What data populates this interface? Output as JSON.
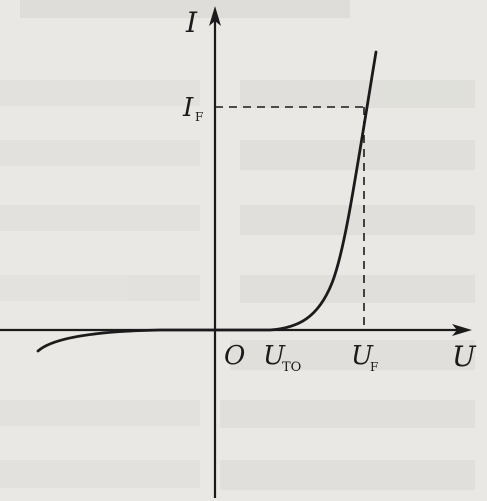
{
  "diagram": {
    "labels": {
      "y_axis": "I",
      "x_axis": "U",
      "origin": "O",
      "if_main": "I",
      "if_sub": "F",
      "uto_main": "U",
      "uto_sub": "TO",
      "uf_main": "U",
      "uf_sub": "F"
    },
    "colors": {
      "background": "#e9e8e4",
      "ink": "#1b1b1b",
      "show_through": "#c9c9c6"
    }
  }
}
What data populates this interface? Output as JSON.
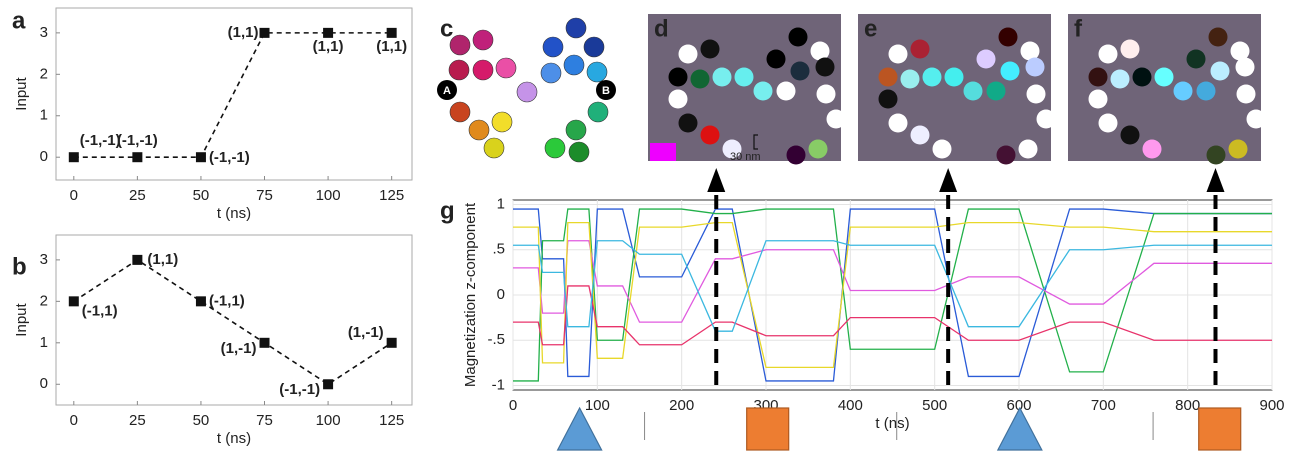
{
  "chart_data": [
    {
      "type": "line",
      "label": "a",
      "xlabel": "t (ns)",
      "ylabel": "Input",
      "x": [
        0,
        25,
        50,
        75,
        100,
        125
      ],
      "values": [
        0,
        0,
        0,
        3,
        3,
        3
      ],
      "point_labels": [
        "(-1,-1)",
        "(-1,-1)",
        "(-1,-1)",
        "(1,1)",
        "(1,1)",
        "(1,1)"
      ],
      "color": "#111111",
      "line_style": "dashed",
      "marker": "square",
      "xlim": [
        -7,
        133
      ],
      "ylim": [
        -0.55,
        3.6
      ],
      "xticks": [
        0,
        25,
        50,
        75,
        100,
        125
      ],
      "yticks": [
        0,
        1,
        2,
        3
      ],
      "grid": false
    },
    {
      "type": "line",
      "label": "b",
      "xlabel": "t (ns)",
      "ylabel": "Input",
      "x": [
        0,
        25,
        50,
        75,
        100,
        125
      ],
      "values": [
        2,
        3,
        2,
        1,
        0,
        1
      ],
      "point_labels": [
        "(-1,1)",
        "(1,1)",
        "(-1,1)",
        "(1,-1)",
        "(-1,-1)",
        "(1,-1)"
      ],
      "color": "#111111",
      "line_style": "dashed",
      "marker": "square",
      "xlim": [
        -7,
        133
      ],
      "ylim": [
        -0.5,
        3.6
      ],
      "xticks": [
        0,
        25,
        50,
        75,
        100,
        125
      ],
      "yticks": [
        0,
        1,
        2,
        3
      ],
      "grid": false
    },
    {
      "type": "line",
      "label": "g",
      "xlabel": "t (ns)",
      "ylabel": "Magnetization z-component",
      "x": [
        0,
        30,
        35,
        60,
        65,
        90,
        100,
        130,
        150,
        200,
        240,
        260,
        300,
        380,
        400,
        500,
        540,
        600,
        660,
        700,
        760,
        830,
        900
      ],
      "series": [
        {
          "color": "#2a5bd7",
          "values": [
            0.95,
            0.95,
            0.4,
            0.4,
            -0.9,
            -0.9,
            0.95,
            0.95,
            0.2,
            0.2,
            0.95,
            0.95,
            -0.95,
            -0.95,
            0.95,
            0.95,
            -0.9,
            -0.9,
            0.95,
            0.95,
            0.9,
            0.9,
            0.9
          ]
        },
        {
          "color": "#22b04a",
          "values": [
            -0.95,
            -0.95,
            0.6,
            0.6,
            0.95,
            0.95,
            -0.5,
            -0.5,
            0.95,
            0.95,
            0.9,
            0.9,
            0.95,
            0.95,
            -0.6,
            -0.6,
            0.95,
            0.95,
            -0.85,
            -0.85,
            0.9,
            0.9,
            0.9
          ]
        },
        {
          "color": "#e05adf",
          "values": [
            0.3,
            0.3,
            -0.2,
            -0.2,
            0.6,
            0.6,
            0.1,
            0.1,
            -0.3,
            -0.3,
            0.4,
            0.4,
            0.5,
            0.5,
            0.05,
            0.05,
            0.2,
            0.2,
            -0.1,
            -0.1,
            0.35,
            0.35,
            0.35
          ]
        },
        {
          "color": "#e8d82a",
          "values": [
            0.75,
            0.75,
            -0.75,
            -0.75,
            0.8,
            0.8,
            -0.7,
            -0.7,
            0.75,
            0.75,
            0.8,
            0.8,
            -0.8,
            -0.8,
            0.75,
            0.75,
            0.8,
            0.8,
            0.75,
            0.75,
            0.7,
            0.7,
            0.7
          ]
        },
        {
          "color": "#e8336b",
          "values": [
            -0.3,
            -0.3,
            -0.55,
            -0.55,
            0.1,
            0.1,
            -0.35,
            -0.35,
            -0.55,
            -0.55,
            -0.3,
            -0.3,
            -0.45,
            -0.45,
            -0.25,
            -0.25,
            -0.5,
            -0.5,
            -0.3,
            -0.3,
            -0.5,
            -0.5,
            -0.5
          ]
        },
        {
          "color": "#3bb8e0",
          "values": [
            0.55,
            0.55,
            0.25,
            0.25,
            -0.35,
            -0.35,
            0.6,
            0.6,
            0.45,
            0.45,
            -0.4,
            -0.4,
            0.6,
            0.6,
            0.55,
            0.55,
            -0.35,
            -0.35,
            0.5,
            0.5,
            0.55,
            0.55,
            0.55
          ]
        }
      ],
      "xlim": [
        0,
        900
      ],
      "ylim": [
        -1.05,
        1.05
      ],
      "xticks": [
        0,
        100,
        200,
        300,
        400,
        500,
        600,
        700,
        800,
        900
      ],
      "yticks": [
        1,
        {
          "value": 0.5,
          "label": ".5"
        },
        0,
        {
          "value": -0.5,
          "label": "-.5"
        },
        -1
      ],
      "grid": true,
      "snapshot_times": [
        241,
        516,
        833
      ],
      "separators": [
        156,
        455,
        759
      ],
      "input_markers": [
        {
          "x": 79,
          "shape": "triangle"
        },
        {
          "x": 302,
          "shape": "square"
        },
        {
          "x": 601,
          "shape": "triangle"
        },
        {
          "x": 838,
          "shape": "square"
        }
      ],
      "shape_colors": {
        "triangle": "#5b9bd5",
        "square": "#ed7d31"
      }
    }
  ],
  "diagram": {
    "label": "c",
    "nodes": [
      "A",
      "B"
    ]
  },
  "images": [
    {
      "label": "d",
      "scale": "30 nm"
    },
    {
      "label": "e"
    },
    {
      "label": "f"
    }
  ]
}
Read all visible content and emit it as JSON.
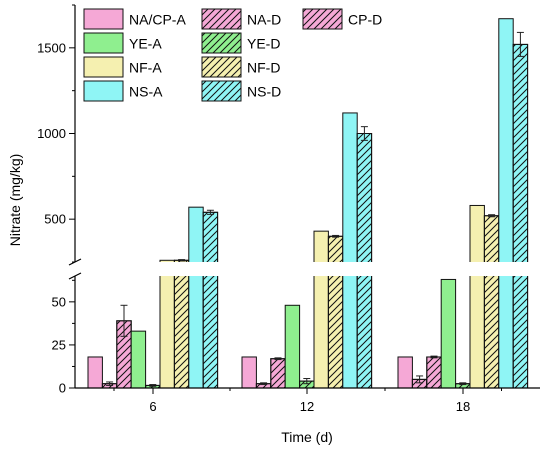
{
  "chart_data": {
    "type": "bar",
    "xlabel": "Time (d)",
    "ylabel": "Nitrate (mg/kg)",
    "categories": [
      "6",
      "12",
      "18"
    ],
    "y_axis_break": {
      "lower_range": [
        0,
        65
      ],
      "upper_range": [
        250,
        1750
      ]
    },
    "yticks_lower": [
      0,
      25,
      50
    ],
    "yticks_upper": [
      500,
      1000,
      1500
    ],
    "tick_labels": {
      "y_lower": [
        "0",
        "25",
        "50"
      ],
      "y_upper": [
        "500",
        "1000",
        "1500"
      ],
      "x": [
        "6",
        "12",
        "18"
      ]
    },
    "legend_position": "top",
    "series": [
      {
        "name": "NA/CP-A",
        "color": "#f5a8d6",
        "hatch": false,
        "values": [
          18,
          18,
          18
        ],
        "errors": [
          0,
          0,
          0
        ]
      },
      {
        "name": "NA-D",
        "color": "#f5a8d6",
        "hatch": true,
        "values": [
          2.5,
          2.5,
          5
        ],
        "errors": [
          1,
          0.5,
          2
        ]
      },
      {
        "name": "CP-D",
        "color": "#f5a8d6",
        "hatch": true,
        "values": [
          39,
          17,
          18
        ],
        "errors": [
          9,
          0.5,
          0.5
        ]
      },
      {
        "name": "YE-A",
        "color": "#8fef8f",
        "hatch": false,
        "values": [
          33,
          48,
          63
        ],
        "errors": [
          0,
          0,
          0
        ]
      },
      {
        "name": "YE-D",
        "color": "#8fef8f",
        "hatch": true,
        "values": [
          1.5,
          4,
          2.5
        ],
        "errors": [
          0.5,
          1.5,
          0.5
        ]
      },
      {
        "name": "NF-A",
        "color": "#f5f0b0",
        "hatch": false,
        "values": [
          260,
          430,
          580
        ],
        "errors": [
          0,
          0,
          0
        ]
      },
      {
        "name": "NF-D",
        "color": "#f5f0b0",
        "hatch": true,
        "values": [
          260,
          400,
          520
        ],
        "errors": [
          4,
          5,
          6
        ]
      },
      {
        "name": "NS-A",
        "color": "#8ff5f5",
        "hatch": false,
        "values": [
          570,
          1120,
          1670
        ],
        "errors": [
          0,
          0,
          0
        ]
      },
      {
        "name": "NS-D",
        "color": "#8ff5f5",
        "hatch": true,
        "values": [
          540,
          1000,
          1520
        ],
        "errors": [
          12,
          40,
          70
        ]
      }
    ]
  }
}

━━━

● **TASK STATEMENT**: Find out how many lines in the listing contain the string "ylabel". Give the number alone.

● **TASK OUTPUT**: 4